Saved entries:
★ ★ ★ ★ ★

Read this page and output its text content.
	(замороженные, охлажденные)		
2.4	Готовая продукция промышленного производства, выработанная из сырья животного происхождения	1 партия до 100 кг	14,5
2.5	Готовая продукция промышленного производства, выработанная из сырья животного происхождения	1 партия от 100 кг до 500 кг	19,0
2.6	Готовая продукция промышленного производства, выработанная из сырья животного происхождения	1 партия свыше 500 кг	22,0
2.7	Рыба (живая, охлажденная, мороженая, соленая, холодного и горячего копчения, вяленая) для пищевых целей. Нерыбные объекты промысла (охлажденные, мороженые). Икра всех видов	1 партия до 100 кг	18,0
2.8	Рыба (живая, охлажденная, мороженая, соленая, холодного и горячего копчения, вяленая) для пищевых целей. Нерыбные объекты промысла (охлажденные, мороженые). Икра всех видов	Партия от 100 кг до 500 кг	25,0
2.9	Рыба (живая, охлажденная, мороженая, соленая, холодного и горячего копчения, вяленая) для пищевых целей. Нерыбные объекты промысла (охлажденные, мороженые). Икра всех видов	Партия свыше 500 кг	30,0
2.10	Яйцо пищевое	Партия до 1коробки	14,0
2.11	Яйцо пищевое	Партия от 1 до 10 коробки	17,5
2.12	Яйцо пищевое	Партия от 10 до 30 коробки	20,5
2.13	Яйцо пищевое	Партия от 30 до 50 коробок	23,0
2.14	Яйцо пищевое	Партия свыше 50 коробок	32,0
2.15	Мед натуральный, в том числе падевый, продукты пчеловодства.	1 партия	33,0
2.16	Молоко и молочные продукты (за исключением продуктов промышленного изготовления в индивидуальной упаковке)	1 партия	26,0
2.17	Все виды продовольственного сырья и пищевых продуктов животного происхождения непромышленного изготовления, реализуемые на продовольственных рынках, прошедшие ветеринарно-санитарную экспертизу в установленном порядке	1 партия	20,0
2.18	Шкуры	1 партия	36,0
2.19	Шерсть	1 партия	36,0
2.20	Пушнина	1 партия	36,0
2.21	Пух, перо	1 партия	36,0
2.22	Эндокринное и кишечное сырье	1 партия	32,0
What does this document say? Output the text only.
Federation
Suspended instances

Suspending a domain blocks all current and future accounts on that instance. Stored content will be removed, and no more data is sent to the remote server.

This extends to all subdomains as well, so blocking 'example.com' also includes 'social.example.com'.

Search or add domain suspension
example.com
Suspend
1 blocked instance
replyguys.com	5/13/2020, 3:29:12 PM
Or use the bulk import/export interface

★ ★ ★ ★ ★

# [CHALLENGE]
Type the material above out again, exactly.

# [WRITTEN RESPONSE]
Read this page and output its text content.
	(замороженные, охлажденные)		
2.4	Готовая продукция промышленного производства, выработанная из сырья животного происхождения	1 партия до 100 кг	14,5
2.5	Готовая продукция промышленного производства, выработанная из сырья животного происхождения	1 партия от 100 кг до 500 кг	19,0
2.6	Готовая продукция промышленного производства, выработанная из сырья животного происхождения	1 партия свыше 500 кг	22,0
2.7	Рыба (живая, охлажденная, мороженая, соленая, холодного и горячего копчения, вяленая) для пищевых целей. Нерыбные объекты промысла (охлажденные, мороженые). Икра всех видов	1 партия до 100 кг	18,0
2.8	Рыба (живая, охлажденная, мороженая, соленая, холодного и горячего копчения, вяленая) для пищевых целей. Нерыбные объекты промысла (охлажденные, мороженые). Икра всех видов	Партия от 100 кг до 500 кг	25,0
2.9	Рыба (живая, охлажденная, мороженая, соленая, холодного и горячего копчения, вяленая) для пищевых целей. Нерыбные объекты промысла (охлажденные, мороженые). Икра всех видов	Партия свыше 500 кг	30,0
2.10	Яйцо пищевое	Партия до 1коробки	14,0
2.11	Яйцо пищевое	Партия от 1 до 10 коробки	17,5
2.12	Яйцо пищевое	Партия от 10 до 30 коробки	20,5
2.13	Яйцо пищевое	Партия от 30 до 50 коробок	23,0
2.14	Яйцо пищевое	Партия свыше 50 коробок	32,0
2.15	Мед натуральный, в том числе падевый, продукты пчеловодства.	1 партия	33,0
2.16	Молоко и молочные продукты (за исключением продуктов промышленного изготовления в индивидуальной упаковке)	1 партия	26,0
2.17	Все виды продовольственного сырья и пищевых продуктов животного происхождения непромышленного изготовления, реализуемые на продовольственных рынках, прошедшие ветеринарно-санитарную экспертизу в установленном порядке	1 партия	20,0
2.18	Шкуры	1 партия	36,0
2.19	Шерсть	1 партия	36,0
2.20	Пушнина	1 партия	36,0
2.21	Пух, перо	1 партия	36,0
2.22	Эндокринное и кишечное сырье	1 партия	32,0
What does this document say? Output the text only.
Federation
Suspended instances

Suspending a domain blocks all current and future accounts on that instance. Stored content will be removed, and no more data is sent to the remote server.

This extends to all subdomains as well, so blocking 'example.com' also includes 'social.example.com'.

Search or add domain suspension
example.com
Suspend
1 blocked instance
replyguys.com	5/13/2020, 3:29:12 PM
Or use the bulk import/export interface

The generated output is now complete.